**Information provided**

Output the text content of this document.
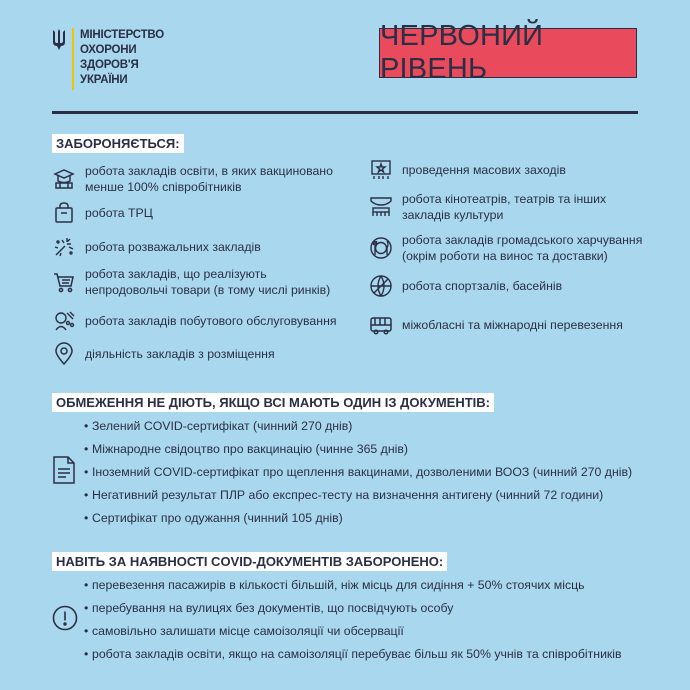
МІНІСТЕРСТВО
ОХОРОНИ
ЗДОРОВ'Я
УКРАЇНИ
ЧЕРВОНИЙ РІВЕНЬ
ЗАБОРОНЯЄТЬСЯ:
робота закладів освіти, в яких вакциновано менше 100% співробітників
робота ТРЦ
робота розважальних закладів
робота закладів, що реалізують непродовольчі товари (в тому числі ринків)
робота закладів побутового обслуговування
діяльність закладів з розміщення
проведення масових заходів
робота кінотеатрів, театрів та інших закладів культури
робота закладів громадського харчування (окрім роботи на винос та доставки)
робота спортзалів, басейнів
міжобласні та міжнародні перевезення
ОБМЕЖЕННЯ НЕ ДІЮТЬ, ЯКЩО ВСІ МАЮТЬ ОДИН ІЗ ДОКУМЕНТІВ:
• Зелений COVID-сертифікат (чинний 270 днів)
• Міжнародне свідоцтво про вакцинацію (чинне 365 днів)
• Іноземний COVID-сертифікат про щеплення вакцинами, дозволеними ВООЗ (чинний 270 днів)
• Негативний результат ПЛР або експрес-тесту на визначення антигену (чинний 72 години)
• Сертифікат про одужання (чинний 105 днів)
НАВІТЬ ЗА НАЯВНОСТІ COVID-ДОКУМЕНТІВ ЗАБОРОНЕНО:
• перевезення пасажирів в кількості більшій, ніж місць для сидіння + 50% стоячих місць
• перебування на вулицях без документів, що посвідчують особу
• самовільно залишати місце самоізоляції чи обсервації
• робота закладів освіти, якщо на самоізоляції перебуває більш як 50% учнів та співробітників
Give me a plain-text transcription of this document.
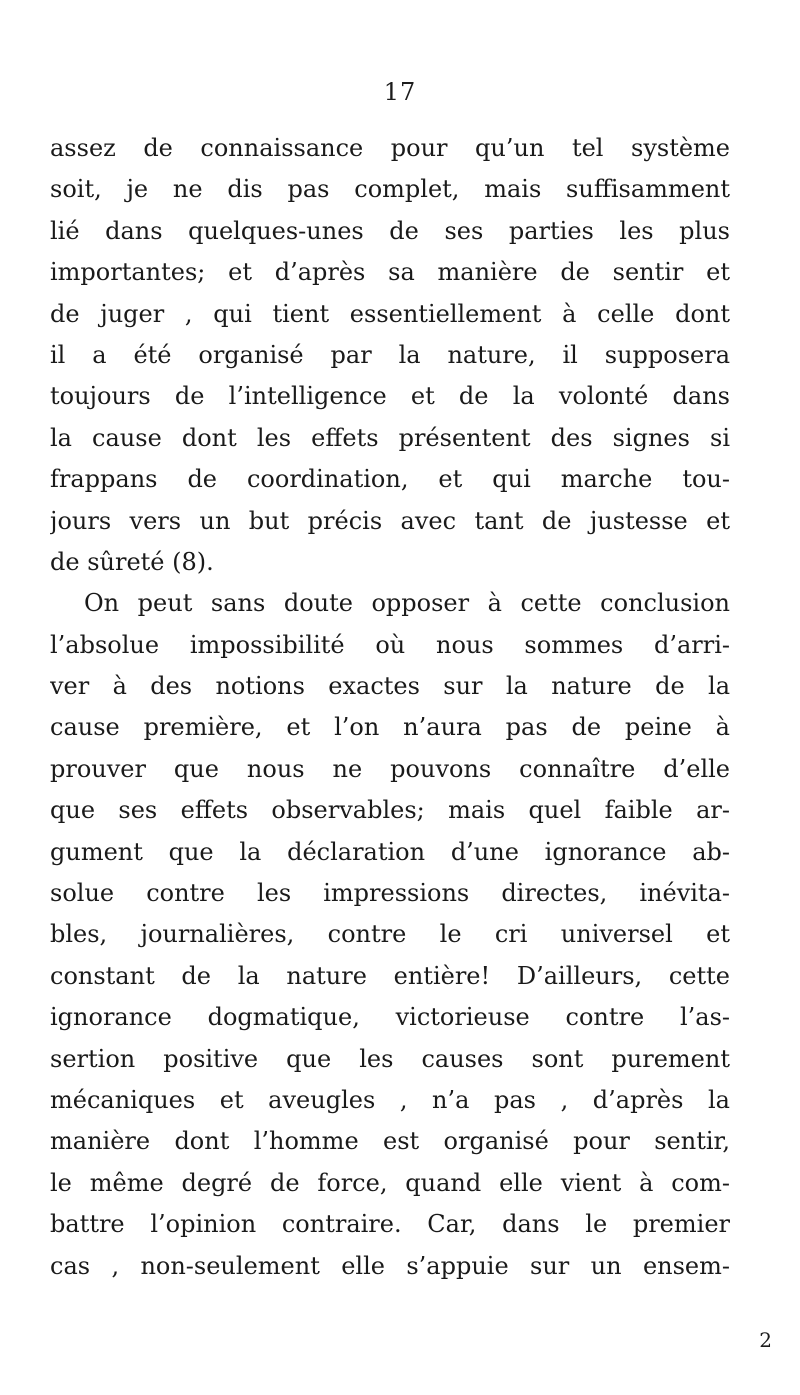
17
assez de connaissance pour qu’un tel système
soit, je ne dis pas complet, mais suffisamment
lié dans quelques-unes de ses parties les plus
importantes; et d’après sa manière de sentir et
de juger , qui tient essentiellement à celle dont
il a été organisé par la nature, il supposera
toujours de l’intelligence et de la volonté dans
la cause dont les effets présentent des signes si
frappans de coordination, et qui marche tou-
jours vers un but précis avec tant de justesse et
de sûreté (8).
On peut sans doute opposer à cette conclusion
l’absolue impossibilité où nous sommes d’arri-
ver à des notions exactes sur la nature de la
cause première, et l’on n’aura pas de peine à
prouver que nous ne pouvons connaître d’elle
que ses effets observables; mais quel faible ar-
gument que la déclaration d’une ignorance ab-
solue contre les impressions directes, inévita-
bles, journalières, contre le cri universel et
constant de la nature entière! D’ailleurs, cette
ignorance dogmatique, victorieuse contre l’as-
sertion positive que les causes sont purement
mécaniques et aveugles , n’a pas , d’après la
manière dont l’homme est organisé pour sentir,
le même degré de force, quand elle vient à com-
battre l’opinion contraire. Car, dans le premier
cas , non-seulement elle s’appuie sur un ensem-
2
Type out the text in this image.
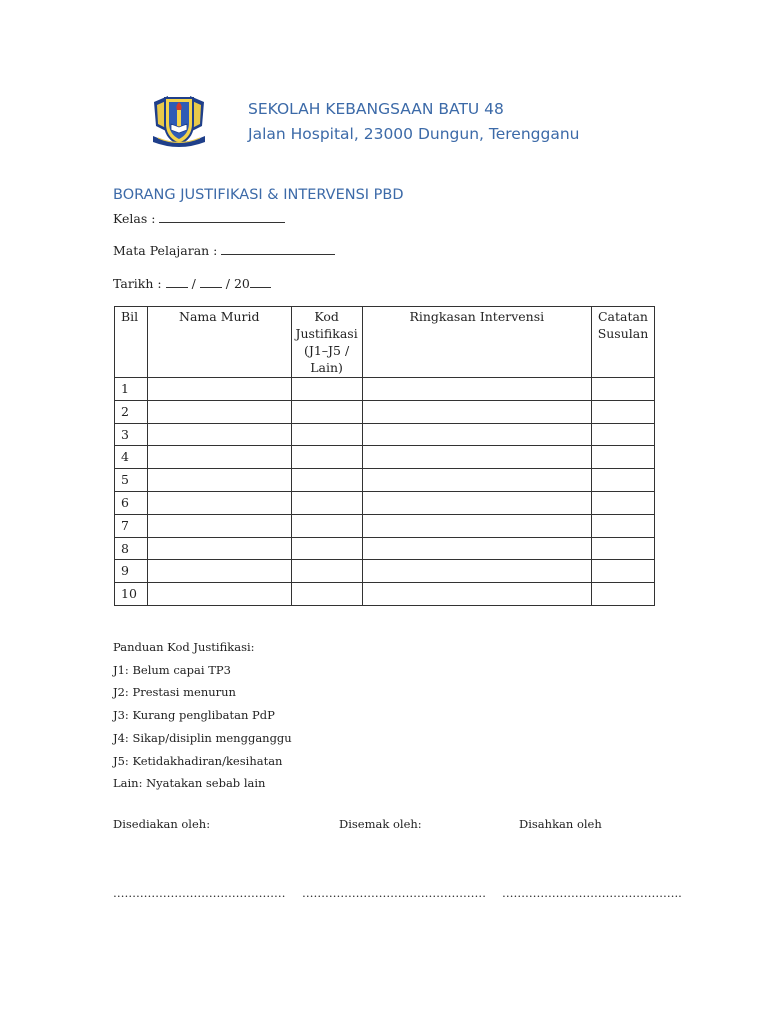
SEKOLAH KEBANGSAAN BATU 48
Jalan Hospital, 23000 Dungun, Terengganu
BORANG JUSTIFIKASI & INTERVENSI PBD
Kelas :
Mata Pelajaran :
Tarikh : / / 20
Bil	Nama Murid	Kod Justifikasi (J1–J5 / Lain)	Ringkasan Intervensi	Catatan Susulan
1				
2				
3				
4				
5				
6				
7				
8				
9				
10				
Panduan Kod Justifikasi:
J1: Belum capai TP3
J2: Prestasi menurun
J3: Kurang penglibatan PdP
J4: Sikap/disiplin mengganggu
J5: Ketidakhadiran/kesihatan
Lain: Nyatakan sebab lain
Disediakan oleh:	Disemak oleh:	Disahkan oleh
……………………………………… ………………………………………… ………………………………………..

**Exercise goal**
Copy out each line exactly, without the pictures.

**Written answer**
Output the text content of this document.
МІНІСТЕРСТВО
ОХОРОНИ
ЗДОРОВ'Я
УКРАЇНИ
ЧЕРВОНИЙ РІВЕНЬ
ЗАБОРОНЯЄТЬСЯ:
робота закладів освіти, в яких вакциновано менше 100% співробітників
робота ТРЦ
робота розважальних закладів
робота закладів, що реалізують непродовольчі товари (в тому числі ринків)
робота закладів побутового обслуговування
діяльність закладів з розміщення
проведення масових заходів
робота кінотеатрів, театрів та інших закладів культури
робота закладів громадського харчування (окрім роботи на винос та доставки)
робота спортзалів, басейнів
міжобласні та міжнародні перевезення
ОБМЕЖЕННЯ НЕ ДІЮТЬ, ЯКЩО ВСІ МАЮТЬ ОДИН ІЗ ДОКУМЕНТІВ:
• Зелений COVID-сертифікат (чинний 270 днів)
• Міжнародне свідоцтво про вакцинацію (чинне 365 днів)
• Іноземний COVID-сертифікат про щеплення вакцинами, дозволеними ВООЗ (чинний 270 днів)
• Негативний результат ПЛР або експрес-тесту на визначення антигену (чинний 72 години)
• Сертифікат про одужання (чинний 105 днів)
НАВІТЬ ЗА НАЯВНОСТІ COVID-ДОКУМЕНТІВ ЗАБОРОНЕНО:
• перевезення пасажирів в кількості більшій, ніж місць для сидіння + 50% стоячих місць
• перебування на вулицях без документів, що посвідчують особу
• самовільно залишати місце самоізоляції чи обсервації
• робота закладів освіти, якщо на самоізоляції перебуває більш як 50% учнів та співробітників
Give me a plain-text transcription of this document.
17
assez de connaissance pour qu’un tel système
soit, je ne dis pas complet, mais suffisamment
lié dans quelques-unes de ses parties les plus
importantes; et d’après sa manière de sentir et
de juger , qui tient essentiellement à celle dont
il a été organisé par la nature, il supposera
toujours de l’intelligence et de la volonté dans
la cause dont les effets présentent des signes si
frappans de coordination, et qui marche tou-
jours vers un but précis avec tant de justesse et
de sûreté (8).
On peut sans doute opposer à cette conclusion
l’absolue impossibilité où nous sommes d’arri-
ver à des notions exactes sur la nature de la
cause première, et l’on n’aura pas de peine à
prouver que nous ne pouvons connaître d’elle
que ses effets observables; mais quel faible ar-
gument que la déclaration d’une ignorance ab-
solue contre les impressions directes, inévita-
bles, journalières, contre le cri universel et
constant de la nature entière! D’ailleurs, cette
ignorance dogmatique, victorieuse contre l’as-
sertion positive que les causes sont purement
mécaniques et aveugles , n’a pas , d’après la
manière dont l’homme est organisé pour sentir,
le même degré de force, quand elle vient à com-
battre l’opinion contraire. Car, dans le premier
cas , non-seulement elle s’appuie sur un ensem-
2
Type out the text in this image.
SEKOLAH KEBANGSAAN BATU 48
Jalan Hospital, 23000 Dungun, Terengganu
BORANG JUSTIFIKASI & INTERVENSI PBD
Kelas :
Mata Pelajaran :
Tarikh : / / 20
Bil	Nama Murid	Kod Justifikasi (J1–J5 / Lain)	Ringkasan Intervensi	Catatan Susulan
1				
2				
3				
4				
5				
6				
7				
8				
9				
10				
Panduan Kod Justifikasi:
J1: Belum capai TP3
J2: Prestasi menurun
J3: Kurang penglibatan PdP
J4: Sikap/disiplin mengganggu
J5: Ketidakhadiran/kesihatan
Lain: Nyatakan sebab lain
Disediakan oleh:	Disemak oleh:	Disahkan oleh
……………………………………… ………………………………………… ………………………………………..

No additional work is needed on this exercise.